-- Provided data --
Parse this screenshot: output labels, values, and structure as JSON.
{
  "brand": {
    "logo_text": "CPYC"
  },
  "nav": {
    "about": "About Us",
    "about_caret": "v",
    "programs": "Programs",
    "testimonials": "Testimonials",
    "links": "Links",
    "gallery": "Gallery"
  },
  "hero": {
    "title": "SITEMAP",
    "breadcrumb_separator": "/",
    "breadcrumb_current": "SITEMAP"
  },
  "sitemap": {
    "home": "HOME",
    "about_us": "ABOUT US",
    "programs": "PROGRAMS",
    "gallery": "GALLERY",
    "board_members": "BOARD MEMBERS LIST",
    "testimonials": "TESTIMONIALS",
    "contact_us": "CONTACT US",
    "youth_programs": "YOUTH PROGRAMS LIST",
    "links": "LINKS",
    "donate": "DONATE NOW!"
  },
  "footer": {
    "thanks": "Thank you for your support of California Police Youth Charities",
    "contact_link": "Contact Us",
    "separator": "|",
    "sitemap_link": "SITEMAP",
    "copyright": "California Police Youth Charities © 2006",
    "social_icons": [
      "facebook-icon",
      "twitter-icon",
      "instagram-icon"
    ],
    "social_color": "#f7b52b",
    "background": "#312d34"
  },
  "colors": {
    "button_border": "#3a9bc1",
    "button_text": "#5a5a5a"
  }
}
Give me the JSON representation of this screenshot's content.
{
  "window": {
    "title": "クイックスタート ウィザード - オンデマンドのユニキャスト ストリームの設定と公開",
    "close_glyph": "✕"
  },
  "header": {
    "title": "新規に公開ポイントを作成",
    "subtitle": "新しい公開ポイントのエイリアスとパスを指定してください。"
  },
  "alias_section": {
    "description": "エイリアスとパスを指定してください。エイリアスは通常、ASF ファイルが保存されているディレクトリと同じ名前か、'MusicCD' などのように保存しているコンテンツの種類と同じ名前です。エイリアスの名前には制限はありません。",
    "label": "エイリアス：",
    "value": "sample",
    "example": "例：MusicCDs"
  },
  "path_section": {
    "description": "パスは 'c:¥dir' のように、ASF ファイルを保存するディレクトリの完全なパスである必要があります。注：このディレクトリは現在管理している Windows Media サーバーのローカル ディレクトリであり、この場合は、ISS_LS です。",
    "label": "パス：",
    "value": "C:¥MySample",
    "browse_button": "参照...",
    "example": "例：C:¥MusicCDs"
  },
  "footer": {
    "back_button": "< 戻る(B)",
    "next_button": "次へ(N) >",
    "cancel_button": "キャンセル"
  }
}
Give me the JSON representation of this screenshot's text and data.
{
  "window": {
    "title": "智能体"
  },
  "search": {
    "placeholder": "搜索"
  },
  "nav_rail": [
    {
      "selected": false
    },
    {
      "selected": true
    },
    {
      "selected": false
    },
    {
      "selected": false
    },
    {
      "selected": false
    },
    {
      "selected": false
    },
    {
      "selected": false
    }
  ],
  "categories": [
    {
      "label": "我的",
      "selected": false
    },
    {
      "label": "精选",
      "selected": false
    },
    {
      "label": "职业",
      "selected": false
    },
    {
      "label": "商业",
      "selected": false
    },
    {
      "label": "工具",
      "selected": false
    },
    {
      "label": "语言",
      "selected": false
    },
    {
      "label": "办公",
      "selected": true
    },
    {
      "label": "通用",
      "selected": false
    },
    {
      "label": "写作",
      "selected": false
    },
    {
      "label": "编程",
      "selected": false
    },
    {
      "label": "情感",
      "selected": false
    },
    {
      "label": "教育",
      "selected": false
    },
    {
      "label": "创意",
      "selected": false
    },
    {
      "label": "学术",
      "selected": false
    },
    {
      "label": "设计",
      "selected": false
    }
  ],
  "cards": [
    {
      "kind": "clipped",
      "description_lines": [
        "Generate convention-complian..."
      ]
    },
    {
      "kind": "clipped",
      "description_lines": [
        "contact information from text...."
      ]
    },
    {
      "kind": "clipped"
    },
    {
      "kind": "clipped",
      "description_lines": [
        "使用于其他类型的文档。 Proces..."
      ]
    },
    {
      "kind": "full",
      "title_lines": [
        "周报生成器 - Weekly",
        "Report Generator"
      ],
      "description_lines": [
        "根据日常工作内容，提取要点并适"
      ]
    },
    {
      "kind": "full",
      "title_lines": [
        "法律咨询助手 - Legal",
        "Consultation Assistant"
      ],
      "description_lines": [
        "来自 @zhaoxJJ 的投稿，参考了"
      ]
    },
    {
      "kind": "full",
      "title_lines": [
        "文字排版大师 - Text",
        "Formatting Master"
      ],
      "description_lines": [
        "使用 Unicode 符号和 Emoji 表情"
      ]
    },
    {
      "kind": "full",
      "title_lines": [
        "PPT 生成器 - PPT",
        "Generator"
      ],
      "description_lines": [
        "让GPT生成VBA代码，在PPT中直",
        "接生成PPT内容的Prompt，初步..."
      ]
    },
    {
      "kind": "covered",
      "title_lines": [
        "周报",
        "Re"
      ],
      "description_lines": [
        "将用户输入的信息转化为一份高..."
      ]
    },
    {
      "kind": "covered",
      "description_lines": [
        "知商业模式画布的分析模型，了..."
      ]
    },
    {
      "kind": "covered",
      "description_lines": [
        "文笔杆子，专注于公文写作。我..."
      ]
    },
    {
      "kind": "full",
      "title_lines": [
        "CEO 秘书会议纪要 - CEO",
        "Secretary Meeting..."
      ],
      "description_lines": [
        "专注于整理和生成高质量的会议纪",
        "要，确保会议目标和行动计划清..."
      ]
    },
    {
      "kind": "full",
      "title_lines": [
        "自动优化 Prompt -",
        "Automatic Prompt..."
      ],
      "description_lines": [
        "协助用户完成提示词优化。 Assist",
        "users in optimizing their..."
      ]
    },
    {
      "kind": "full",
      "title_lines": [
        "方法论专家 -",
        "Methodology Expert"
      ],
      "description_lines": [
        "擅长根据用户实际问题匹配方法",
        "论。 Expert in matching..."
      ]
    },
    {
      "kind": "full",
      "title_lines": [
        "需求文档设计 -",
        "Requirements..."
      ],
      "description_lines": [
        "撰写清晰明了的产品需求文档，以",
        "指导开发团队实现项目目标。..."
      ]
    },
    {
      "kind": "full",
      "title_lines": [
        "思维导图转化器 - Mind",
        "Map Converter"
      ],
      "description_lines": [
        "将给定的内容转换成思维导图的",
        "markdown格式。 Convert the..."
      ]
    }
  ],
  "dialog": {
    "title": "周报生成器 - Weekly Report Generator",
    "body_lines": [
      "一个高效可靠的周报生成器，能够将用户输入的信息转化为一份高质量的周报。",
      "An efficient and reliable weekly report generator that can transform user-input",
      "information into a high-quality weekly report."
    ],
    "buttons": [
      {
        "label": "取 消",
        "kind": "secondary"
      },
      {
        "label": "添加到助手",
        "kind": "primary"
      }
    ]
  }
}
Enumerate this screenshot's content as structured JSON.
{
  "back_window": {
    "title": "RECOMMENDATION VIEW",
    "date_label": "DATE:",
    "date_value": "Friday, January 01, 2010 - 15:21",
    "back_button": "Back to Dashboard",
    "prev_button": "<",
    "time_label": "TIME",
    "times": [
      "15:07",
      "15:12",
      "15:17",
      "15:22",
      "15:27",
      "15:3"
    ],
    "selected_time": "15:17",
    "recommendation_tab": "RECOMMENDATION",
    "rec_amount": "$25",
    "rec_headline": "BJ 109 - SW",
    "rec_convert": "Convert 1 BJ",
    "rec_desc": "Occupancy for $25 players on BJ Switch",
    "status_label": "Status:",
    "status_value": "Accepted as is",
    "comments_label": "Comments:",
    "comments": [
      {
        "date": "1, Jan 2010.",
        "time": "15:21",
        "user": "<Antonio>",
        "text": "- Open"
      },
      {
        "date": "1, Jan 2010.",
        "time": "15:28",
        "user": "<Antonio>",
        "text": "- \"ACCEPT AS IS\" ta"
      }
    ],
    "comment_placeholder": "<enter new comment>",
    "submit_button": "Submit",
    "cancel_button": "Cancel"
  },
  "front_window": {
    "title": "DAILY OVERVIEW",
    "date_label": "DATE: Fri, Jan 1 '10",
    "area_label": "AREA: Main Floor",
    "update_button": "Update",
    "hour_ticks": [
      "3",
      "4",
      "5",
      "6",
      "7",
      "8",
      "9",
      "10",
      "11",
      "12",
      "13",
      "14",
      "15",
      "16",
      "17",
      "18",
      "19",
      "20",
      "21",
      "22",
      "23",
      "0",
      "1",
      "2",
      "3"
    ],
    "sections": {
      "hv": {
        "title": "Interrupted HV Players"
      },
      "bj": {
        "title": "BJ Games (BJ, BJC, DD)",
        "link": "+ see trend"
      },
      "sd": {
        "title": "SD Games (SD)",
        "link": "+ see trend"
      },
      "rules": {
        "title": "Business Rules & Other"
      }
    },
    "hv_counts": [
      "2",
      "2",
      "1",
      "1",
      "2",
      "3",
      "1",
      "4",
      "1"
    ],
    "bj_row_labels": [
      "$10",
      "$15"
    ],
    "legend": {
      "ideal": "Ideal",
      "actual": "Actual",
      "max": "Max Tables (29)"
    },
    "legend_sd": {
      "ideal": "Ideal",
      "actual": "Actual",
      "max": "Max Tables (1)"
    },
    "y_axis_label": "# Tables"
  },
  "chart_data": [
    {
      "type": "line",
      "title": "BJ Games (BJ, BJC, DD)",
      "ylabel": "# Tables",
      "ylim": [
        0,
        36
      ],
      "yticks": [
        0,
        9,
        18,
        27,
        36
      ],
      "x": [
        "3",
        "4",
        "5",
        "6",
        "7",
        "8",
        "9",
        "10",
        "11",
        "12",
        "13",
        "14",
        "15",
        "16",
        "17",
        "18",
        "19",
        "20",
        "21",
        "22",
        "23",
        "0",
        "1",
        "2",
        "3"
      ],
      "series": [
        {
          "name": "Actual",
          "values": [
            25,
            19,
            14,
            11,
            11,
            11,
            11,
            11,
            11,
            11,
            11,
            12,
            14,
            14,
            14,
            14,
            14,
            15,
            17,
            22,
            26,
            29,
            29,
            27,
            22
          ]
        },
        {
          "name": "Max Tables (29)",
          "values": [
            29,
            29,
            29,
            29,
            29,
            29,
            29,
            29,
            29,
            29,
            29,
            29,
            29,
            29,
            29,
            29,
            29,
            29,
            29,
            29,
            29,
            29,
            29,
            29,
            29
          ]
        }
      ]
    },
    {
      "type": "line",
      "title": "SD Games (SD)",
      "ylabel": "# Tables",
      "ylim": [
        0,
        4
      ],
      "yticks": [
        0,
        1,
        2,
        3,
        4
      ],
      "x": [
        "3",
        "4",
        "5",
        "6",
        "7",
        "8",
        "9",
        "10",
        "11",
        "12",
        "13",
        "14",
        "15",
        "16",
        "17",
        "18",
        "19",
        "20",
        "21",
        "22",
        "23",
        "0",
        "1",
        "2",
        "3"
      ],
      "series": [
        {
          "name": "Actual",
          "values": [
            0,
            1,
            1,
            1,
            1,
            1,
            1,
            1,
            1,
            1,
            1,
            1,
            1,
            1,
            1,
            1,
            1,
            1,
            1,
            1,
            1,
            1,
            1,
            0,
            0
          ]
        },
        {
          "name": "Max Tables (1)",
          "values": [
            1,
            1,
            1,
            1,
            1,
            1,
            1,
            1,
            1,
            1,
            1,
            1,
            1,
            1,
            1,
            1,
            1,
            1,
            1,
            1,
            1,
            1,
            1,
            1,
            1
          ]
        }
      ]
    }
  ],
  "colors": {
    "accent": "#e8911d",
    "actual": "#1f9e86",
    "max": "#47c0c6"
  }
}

-- Your instructions --
Copy out every line that includes the word "testimonials".

-- The reply --
    "testimonials": "Testimonials",
    "testimonials": "TESTIMONIALS",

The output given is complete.